WHAT TO WORK ON:
Return the count of lines that hold the string "name", with no other words.

Some records
------
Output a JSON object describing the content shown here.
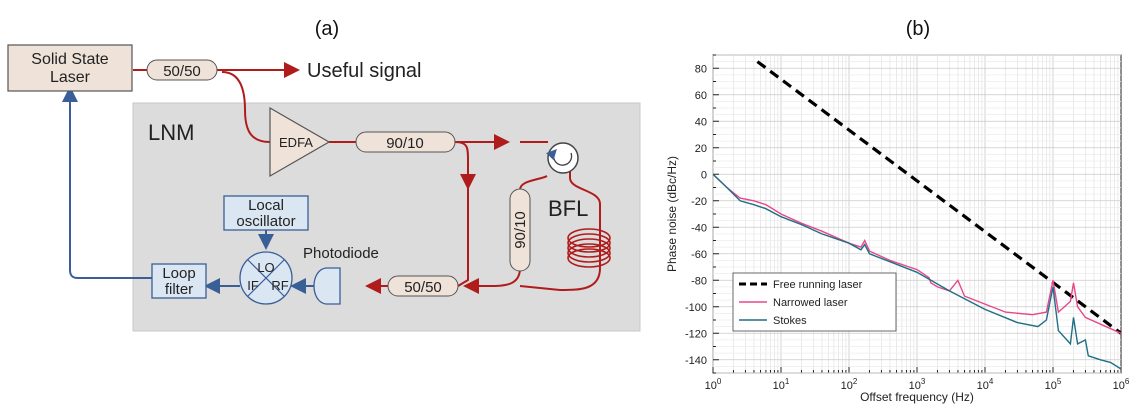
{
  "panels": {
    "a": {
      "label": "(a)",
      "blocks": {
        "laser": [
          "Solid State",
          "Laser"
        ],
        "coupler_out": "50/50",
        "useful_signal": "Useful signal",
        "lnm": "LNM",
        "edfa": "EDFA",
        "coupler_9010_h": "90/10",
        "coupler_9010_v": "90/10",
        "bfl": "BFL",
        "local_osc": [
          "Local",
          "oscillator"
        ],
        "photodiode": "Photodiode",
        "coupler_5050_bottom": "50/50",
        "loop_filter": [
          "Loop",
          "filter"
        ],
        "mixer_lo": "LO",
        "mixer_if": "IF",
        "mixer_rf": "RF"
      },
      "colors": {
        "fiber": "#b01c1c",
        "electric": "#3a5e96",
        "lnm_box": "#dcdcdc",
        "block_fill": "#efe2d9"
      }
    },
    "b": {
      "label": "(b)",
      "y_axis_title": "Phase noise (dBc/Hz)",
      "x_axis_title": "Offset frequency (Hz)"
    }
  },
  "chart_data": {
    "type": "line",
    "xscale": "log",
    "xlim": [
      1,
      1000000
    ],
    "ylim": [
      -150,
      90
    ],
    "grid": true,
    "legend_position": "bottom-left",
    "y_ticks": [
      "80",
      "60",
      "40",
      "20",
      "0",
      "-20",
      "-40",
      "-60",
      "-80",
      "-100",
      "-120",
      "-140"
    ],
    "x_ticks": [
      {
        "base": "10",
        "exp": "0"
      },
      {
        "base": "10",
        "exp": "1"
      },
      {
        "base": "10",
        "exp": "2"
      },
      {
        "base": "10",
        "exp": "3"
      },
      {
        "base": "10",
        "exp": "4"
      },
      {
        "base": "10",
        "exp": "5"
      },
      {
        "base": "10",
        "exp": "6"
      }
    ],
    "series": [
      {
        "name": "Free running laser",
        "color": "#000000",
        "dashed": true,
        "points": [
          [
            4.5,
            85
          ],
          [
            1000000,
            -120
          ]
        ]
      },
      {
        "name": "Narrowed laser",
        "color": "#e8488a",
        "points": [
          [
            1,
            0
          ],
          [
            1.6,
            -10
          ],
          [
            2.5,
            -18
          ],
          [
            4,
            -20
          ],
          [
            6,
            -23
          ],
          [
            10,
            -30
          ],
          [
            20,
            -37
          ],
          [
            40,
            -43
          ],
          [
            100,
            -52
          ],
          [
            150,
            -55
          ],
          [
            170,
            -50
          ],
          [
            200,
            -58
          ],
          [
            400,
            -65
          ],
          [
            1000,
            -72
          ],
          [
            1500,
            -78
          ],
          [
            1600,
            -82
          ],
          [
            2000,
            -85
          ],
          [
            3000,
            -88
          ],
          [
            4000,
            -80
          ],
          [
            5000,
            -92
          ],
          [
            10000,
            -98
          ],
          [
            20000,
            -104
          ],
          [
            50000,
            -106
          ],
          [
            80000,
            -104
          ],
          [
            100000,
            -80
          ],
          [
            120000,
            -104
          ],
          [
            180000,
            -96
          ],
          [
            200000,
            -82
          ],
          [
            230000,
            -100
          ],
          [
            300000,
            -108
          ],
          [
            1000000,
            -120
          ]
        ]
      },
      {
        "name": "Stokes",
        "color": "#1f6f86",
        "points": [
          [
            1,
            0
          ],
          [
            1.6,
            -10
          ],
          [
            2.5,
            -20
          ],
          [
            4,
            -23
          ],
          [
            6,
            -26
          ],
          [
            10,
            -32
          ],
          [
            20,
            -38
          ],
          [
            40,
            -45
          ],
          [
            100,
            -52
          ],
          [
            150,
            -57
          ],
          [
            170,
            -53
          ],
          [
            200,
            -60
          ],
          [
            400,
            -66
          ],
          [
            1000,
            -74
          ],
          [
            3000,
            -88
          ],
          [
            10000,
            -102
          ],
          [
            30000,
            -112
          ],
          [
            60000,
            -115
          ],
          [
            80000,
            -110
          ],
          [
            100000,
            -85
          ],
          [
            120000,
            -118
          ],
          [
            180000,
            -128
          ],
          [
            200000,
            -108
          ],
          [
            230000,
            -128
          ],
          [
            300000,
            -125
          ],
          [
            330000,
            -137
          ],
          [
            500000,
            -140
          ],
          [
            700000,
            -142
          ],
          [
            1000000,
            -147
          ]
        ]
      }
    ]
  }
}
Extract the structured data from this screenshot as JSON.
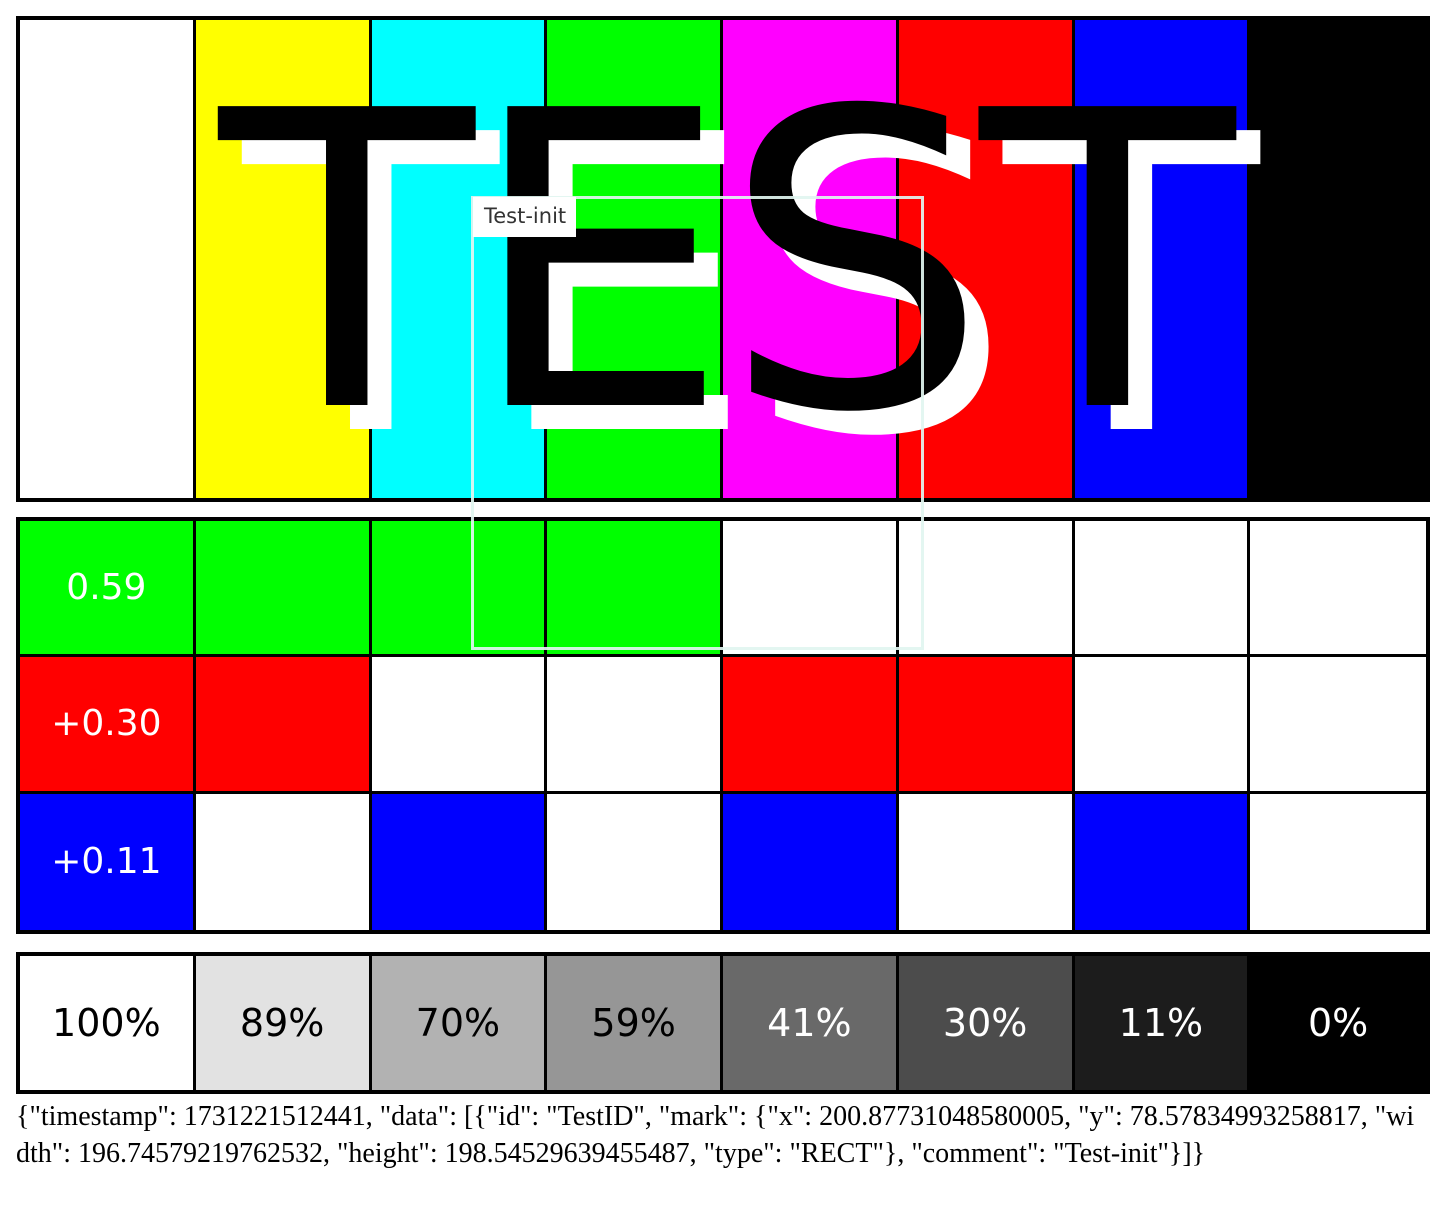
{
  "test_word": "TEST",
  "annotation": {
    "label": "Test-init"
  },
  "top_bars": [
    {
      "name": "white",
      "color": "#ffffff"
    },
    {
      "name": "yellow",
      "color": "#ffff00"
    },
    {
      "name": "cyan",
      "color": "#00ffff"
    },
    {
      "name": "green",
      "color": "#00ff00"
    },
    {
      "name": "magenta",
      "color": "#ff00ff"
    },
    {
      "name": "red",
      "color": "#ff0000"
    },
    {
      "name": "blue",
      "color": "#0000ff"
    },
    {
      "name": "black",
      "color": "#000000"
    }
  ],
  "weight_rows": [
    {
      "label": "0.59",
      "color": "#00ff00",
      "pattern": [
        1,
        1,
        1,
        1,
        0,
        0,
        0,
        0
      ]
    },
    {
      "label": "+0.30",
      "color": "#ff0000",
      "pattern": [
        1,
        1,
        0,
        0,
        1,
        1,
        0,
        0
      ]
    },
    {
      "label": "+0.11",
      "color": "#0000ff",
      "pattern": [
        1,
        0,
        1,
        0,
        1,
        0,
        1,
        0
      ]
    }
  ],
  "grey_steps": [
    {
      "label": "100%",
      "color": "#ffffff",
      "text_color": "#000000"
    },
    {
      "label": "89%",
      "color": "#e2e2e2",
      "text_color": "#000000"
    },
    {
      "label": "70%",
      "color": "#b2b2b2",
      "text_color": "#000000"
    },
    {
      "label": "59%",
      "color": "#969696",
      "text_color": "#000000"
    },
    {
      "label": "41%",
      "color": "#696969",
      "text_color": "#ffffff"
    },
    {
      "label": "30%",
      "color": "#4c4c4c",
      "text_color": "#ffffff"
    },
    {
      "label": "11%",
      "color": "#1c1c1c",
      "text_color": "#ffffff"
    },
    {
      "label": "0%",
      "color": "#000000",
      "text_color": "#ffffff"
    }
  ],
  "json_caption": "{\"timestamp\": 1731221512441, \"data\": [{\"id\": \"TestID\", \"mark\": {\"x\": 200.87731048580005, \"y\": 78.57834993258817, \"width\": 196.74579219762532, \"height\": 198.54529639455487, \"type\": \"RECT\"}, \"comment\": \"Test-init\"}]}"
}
------
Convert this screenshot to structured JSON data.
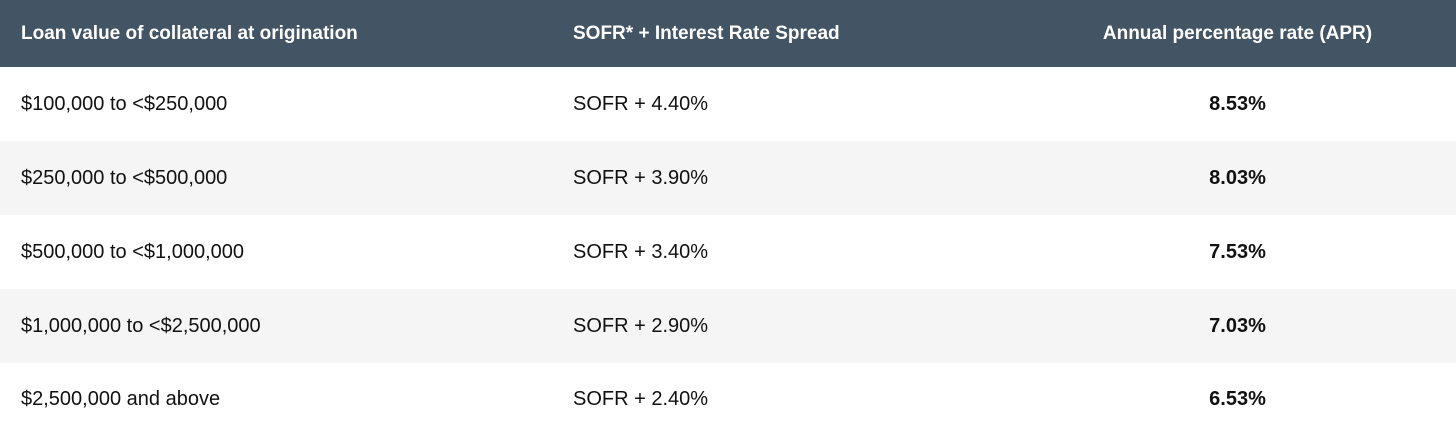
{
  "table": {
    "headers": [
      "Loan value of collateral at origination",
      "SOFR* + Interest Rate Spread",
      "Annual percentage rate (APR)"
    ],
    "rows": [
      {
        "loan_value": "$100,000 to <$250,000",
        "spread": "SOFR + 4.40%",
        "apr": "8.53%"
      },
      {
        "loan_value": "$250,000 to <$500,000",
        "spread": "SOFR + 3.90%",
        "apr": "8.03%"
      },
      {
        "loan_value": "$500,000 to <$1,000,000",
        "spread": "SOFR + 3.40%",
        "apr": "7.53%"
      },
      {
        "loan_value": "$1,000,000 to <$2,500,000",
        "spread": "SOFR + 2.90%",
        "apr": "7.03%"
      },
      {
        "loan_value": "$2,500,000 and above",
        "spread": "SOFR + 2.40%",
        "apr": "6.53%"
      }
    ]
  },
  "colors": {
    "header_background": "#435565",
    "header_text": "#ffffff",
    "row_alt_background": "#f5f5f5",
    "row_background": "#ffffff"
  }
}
------
OUTPUT:
11